* Problem to work on
Skip the pictures. Copy all the rest of the records down exactly.

* Records from a dataset
%%

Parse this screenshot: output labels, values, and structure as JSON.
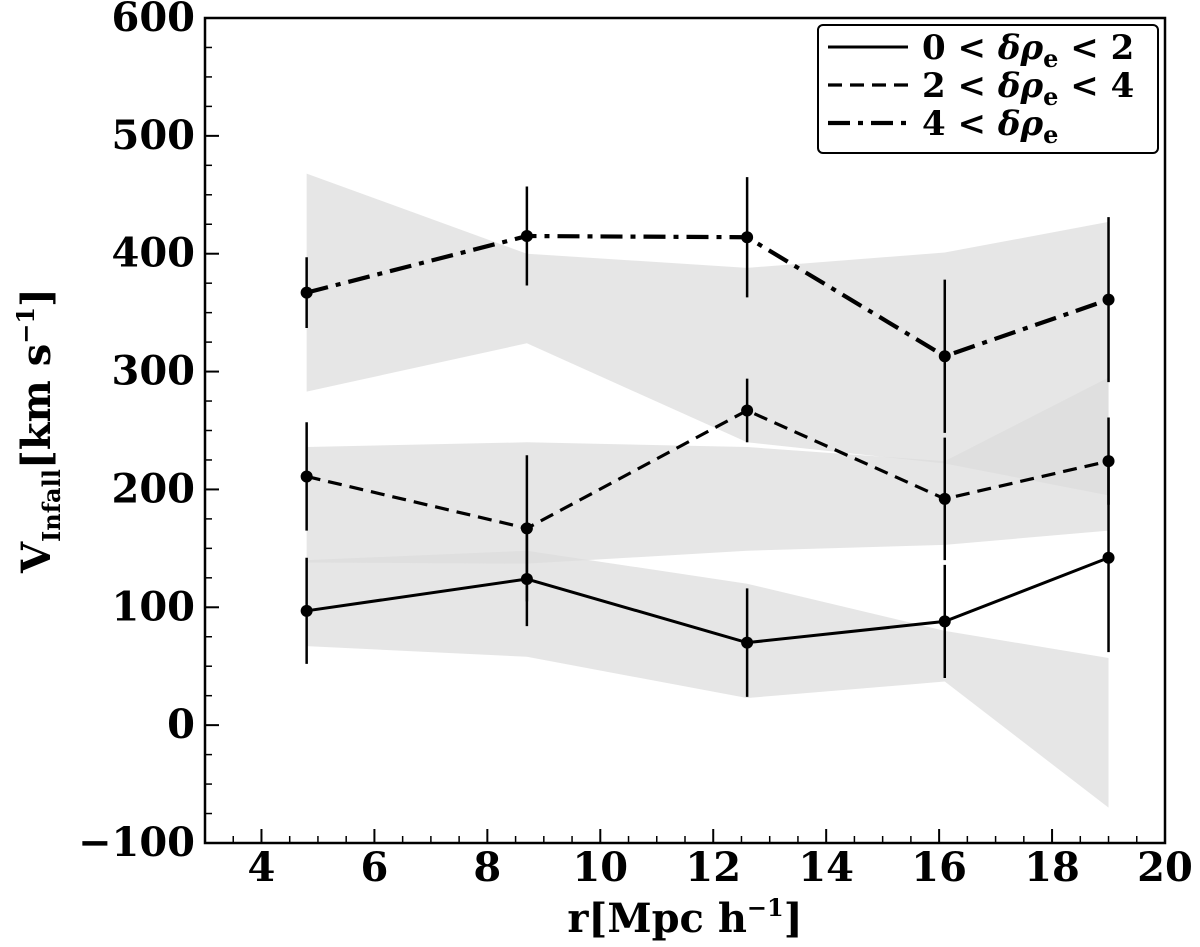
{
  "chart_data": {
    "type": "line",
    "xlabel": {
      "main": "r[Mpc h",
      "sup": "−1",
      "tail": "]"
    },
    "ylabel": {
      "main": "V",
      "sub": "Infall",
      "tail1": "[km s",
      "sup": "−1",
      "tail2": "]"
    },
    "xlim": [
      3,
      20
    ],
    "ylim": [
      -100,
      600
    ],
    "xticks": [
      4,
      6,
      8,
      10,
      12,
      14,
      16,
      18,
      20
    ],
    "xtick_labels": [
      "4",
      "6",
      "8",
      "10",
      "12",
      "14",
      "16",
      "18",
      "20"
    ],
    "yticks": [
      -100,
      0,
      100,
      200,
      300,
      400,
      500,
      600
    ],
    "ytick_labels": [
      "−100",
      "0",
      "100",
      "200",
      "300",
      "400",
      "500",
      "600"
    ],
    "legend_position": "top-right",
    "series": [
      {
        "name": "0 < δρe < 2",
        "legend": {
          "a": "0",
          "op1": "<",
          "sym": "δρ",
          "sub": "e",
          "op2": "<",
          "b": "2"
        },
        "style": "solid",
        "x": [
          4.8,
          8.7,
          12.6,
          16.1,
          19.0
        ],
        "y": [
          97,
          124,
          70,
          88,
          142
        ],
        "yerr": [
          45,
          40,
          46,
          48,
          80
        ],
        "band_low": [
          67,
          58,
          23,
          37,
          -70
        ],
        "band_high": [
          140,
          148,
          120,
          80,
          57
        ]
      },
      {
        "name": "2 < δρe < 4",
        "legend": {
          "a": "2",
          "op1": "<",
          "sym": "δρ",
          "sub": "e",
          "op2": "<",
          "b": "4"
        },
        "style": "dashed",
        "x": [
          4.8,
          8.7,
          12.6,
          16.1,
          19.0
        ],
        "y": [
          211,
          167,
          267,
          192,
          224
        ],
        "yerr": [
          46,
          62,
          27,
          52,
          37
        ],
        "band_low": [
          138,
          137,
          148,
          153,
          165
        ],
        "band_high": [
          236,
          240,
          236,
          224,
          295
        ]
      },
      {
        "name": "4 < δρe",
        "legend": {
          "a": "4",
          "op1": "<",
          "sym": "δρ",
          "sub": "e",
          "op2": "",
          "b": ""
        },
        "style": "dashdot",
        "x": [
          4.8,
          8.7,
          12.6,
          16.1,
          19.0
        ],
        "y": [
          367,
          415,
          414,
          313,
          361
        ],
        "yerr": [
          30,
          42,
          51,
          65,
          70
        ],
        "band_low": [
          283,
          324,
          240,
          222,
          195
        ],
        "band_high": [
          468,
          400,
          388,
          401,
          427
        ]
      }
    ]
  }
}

%%

* Worked solution
Parse this screenshot: output labels, values, and structure as JSON.
{
  "chart_data": {
    "type": "line",
    "xlabel": {
      "main": "r[Mpc h",
      "sup": "−1",
      "tail": "]"
    },
    "ylabel": {
      "main": "V",
      "sub": "Infall",
      "tail1": "[km s",
      "sup": "−1",
      "tail2": "]"
    },
    "xlim": [
      3,
      20
    ],
    "ylim": [
      -100,
      600
    ],
    "xticks": [
      4,
      6,
      8,
      10,
      12,
      14,
      16,
      18,
      20
    ],
    "xtick_labels": [
      "4",
      "6",
      "8",
      "10",
      "12",
      "14",
      "16",
      "18",
      "20"
    ],
    "yticks": [
      -100,
      0,
      100,
      200,
      300,
      400,
      500,
      600
    ],
    "ytick_labels": [
      "−100",
      "0",
      "100",
      "200",
      "300",
      "400",
      "500",
      "600"
    ],
    "legend_position": "top-right",
    "series": [
      {
        "name": "0 < δρe < 2",
        "legend": {
          "a": "0",
          "op1": "<",
          "sym": "δρ",
          "sub": "e",
          "op2": "<",
          "b": "2"
        },
        "style": "solid",
        "x": [
          4.8,
          8.7,
          12.6,
          16.1,
          19.0
        ],
        "y": [
          97,
          124,
          70,
          88,
          142
        ],
        "yerr": [
          45,
          40,
          46,
          48,
          80
        ],
        "band_low": [
          67,
          58,
          23,
          37,
          -70
        ],
        "band_high": [
          140,
          148,
          120,
          80,
          57
        ]
      },
      {
        "name": "2 < δρe < 4",
        "legend": {
          "a": "2",
          "op1": "<",
          "sym": "δρ",
          "sub": "e",
          "op2": "<",
          "b": "4"
        },
        "style": "dashed",
        "x": [
          4.8,
          8.7,
          12.6,
          16.1,
          19.0
        ],
        "y": [
          211,
          167,
          267,
          192,
          224
        ],
        "yerr": [
          46,
          62,
          27,
          52,
          37
        ],
        "band_low": [
          138,
          137,
          148,
          153,
          165
        ],
        "band_high": [
          236,
          240,
          236,
          224,
          295
        ]
      },
      {
        "name": "4 < δρe",
        "legend": {
          "a": "4",
          "op1": "<",
          "sym": "δρ",
          "sub": "e",
          "op2": "",
          "b": ""
        },
        "style": "dashdot",
        "x": [
          4.8,
          8.7,
          12.6,
          16.1,
          19.0
        ],
        "y": [
          367,
          415,
          414,
          313,
          361
        ],
        "yerr": [
          30,
          42,
          51,
          65,
          70
        ],
        "band_low": [
          283,
          324,
          240,
          222,
          195
        ],
        "band_high": [
          468,
          400,
          388,
          401,
          427
        ]
      }
    ]
  }
}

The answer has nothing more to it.